Exercise material:
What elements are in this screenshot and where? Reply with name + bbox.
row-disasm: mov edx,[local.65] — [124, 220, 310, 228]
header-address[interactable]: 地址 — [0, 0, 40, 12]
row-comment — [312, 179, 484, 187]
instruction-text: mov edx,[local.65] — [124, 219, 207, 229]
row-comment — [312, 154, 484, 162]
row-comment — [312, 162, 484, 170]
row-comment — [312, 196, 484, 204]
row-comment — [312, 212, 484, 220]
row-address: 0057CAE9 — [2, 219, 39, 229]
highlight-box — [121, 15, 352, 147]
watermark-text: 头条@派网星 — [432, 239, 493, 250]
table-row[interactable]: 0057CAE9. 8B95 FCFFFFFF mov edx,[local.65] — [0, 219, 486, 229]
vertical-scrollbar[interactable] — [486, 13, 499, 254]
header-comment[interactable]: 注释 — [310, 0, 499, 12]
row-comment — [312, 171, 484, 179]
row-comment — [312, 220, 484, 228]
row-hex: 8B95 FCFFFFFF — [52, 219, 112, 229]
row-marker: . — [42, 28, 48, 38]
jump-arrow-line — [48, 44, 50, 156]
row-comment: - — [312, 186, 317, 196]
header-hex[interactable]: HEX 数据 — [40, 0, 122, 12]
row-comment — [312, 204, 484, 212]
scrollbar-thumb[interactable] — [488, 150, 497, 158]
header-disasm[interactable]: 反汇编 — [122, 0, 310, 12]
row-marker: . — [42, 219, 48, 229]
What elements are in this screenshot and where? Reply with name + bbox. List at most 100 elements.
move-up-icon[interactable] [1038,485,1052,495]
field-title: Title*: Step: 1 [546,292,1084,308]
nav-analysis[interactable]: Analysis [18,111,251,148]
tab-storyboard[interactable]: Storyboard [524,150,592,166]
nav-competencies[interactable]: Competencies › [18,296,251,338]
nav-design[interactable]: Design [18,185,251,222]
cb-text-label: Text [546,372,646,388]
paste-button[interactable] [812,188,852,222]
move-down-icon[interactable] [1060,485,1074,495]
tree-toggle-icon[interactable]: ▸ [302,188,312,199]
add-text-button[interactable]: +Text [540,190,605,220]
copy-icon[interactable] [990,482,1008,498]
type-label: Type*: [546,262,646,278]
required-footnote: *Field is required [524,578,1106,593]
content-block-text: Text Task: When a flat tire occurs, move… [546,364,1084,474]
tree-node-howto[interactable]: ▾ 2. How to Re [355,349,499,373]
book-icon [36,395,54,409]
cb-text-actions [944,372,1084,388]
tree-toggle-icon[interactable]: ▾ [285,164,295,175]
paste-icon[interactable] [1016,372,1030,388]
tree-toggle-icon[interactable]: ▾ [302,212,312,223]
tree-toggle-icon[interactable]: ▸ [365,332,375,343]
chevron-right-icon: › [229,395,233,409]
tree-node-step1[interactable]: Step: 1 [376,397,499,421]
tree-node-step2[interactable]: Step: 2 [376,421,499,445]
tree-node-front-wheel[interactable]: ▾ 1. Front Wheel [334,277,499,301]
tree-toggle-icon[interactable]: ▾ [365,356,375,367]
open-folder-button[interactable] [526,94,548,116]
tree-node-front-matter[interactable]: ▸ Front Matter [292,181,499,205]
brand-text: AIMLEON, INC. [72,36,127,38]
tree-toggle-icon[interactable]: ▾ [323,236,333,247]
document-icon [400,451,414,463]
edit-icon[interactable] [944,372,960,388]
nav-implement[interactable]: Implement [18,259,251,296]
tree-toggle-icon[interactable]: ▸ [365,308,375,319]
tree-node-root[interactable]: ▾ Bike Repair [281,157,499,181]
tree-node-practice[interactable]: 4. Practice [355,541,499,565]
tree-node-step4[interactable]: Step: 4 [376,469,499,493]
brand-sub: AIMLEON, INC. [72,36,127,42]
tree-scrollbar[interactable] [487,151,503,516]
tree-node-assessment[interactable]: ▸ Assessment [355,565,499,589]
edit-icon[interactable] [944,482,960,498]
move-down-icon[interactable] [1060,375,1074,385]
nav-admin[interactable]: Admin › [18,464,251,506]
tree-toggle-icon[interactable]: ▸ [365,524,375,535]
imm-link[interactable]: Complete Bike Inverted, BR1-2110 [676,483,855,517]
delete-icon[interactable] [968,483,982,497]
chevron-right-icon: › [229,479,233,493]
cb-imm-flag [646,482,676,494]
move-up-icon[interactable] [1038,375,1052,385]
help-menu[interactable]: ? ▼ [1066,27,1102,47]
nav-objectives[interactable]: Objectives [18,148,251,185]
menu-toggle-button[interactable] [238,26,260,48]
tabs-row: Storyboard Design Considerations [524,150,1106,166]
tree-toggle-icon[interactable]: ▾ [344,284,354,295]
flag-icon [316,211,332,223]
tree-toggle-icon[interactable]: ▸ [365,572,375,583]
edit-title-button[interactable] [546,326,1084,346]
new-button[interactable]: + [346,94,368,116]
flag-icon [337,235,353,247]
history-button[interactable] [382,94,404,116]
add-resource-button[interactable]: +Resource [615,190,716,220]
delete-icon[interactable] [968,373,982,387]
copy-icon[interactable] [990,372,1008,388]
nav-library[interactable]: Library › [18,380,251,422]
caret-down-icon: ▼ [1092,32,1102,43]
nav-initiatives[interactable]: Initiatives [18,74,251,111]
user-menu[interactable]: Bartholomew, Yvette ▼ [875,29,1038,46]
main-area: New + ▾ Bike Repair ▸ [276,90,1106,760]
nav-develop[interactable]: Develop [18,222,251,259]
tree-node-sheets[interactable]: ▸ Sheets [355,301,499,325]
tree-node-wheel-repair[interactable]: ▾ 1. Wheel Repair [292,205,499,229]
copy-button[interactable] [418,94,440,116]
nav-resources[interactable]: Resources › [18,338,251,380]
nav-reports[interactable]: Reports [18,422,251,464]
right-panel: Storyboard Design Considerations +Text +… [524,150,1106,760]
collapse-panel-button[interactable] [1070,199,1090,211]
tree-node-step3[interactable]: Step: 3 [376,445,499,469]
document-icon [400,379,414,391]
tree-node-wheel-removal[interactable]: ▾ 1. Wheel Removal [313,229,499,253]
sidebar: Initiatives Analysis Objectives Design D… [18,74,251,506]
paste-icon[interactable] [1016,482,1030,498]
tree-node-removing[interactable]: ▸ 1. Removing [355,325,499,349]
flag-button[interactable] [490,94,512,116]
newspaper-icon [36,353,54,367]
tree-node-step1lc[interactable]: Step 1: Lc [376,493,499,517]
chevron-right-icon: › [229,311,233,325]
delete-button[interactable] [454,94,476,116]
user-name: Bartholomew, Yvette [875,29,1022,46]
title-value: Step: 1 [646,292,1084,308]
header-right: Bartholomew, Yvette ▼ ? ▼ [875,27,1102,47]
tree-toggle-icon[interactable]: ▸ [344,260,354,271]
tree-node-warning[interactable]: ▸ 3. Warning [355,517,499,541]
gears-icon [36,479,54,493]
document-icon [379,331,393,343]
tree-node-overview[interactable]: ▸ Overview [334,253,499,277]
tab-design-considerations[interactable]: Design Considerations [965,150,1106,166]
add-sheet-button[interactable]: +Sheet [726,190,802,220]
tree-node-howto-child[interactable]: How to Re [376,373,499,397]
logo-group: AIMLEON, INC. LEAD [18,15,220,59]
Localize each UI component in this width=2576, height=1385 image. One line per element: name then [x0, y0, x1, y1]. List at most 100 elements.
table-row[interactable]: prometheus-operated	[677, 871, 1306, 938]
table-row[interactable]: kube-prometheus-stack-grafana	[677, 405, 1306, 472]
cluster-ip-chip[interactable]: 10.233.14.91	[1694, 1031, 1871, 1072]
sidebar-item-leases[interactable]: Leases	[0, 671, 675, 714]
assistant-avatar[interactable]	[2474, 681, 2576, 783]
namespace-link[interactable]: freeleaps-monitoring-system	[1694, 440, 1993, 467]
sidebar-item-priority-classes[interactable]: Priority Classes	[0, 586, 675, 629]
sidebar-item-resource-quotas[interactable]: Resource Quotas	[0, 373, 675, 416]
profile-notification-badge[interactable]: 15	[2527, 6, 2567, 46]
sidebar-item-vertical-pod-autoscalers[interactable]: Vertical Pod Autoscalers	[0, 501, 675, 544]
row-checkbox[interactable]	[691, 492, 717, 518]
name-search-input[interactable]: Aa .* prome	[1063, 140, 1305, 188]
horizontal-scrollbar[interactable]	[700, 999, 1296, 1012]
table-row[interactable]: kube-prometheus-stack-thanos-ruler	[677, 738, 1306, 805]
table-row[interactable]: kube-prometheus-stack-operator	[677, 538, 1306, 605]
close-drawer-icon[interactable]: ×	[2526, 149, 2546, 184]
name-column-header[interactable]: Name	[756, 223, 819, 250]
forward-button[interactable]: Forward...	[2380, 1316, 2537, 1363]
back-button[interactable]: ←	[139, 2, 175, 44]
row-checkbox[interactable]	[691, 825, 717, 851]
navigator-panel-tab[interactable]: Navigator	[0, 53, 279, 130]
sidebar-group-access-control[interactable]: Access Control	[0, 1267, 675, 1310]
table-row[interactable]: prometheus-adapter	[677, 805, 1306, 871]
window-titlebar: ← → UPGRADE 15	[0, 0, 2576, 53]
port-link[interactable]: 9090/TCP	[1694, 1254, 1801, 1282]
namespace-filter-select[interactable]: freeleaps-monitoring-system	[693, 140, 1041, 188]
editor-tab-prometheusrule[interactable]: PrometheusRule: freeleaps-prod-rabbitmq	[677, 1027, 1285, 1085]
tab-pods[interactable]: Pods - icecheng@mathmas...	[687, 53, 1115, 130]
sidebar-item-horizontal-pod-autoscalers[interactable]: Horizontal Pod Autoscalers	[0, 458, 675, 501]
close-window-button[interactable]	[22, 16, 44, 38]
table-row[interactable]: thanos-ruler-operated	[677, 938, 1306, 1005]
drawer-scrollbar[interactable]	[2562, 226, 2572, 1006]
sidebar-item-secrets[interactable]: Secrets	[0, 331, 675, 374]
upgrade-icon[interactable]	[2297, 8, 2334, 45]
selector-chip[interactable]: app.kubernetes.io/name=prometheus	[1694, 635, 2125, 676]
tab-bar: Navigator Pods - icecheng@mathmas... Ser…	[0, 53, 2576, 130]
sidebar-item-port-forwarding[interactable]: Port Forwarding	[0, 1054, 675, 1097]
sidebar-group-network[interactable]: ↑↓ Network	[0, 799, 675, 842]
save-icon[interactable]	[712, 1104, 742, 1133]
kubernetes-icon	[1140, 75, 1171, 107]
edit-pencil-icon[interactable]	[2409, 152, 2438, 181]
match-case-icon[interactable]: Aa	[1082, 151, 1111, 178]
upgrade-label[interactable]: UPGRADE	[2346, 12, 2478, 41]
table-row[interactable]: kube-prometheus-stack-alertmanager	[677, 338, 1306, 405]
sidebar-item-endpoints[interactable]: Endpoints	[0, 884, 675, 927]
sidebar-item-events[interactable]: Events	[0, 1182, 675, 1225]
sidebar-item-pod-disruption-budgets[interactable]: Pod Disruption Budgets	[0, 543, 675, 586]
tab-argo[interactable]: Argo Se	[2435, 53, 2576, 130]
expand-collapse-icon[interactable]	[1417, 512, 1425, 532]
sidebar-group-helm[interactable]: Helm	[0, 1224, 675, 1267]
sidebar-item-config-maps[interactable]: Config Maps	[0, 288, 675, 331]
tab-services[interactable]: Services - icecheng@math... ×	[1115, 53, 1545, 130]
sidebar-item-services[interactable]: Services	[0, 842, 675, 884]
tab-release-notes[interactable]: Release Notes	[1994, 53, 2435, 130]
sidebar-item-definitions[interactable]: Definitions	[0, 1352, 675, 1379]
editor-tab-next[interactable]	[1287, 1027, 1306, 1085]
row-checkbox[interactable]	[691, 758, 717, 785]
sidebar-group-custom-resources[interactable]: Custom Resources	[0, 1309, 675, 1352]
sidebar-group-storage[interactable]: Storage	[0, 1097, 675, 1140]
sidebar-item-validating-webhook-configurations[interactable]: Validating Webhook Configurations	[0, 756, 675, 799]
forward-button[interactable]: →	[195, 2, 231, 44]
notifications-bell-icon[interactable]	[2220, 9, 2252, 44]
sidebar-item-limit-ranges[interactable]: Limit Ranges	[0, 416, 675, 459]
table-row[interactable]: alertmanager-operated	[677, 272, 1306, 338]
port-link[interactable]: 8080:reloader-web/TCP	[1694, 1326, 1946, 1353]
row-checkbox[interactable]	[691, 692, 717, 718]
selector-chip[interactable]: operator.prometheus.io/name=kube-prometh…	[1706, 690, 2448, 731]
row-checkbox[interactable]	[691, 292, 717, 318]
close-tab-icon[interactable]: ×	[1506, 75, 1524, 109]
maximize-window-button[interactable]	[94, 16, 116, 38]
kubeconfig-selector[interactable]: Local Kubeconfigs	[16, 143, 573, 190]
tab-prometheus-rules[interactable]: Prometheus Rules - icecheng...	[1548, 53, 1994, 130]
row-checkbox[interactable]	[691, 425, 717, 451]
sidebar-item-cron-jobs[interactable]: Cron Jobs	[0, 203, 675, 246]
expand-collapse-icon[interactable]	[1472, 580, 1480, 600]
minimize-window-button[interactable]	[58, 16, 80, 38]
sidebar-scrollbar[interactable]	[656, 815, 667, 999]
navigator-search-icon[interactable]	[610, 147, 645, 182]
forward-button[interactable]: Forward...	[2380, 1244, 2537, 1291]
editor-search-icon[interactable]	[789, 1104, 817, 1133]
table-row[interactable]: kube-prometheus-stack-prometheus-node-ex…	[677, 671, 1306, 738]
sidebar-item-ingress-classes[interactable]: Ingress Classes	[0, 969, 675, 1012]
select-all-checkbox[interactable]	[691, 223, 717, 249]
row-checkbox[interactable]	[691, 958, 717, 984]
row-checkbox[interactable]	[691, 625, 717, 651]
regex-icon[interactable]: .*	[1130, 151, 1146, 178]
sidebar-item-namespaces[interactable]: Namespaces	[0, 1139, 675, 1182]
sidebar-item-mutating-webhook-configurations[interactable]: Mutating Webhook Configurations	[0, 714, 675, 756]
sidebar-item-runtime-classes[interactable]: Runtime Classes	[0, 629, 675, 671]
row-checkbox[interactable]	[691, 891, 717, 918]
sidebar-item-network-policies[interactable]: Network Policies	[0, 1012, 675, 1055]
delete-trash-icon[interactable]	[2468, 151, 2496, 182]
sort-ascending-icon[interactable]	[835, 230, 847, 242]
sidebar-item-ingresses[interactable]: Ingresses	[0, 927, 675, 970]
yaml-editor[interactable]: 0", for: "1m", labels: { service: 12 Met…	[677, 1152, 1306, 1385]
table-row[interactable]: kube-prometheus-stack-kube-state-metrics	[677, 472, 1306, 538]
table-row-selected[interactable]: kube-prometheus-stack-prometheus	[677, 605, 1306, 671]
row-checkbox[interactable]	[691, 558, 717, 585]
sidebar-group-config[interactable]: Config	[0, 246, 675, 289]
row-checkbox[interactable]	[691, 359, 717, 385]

Exercise directions: Copy the rows word for word, from the very first one up to and including the line that contains "row-comment — [312, 204, 484, 212]".

Task output:
What elements are in this screenshot and where? Reply with name + bbox.
row-disasm: mov edx,[local.65] — [124, 220, 310, 228]
header-address[interactable]: 地址 — [0, 0, 40, 12]
row-comment — [312, 179, 484, 187]
instruction-text: mov edx,[local.65] — [124, 219, 207, 229]
row-comment — [312, 154, 484, 162]
row-comment — [312, 162, 484, 170]
row-comment — [312, 196, 484, 204]
row-comment — [312, 212, 484, 220]
row-address: 0057CAE9 — [2, 219, 39, 229]
highlight-box — [121, 15, 352, 147]
watermark-text: 头条@派网星 — [432, 239, 493, 250]
table-row[interactable]: 0057CAE9. 8B95 FCFFFFFF mov edx,[local.65] — [0, 219, 486, 229]
vertical-scrollbar[interactable] — [486, 13, 499, 254]
header-comment[interactable]: 注释 — [310, 0, 499, 12]
row-comment — [312, 171, 484, 179]
row-comment — [312, 220, 484, 228]
row-hex: 8B95 FCFFFFFF — [52, 219, 112, 229]
row-marker: . — [42, 28, 48, 38]
jump-arrow-line — [48, 44, 50, 156]
row-comment: - — [312, 186, 317, 196]
header-hex[interactable]: HEX 数据 — [40, 0, 122, 12]
row-comment — [312, 204, 484, 212]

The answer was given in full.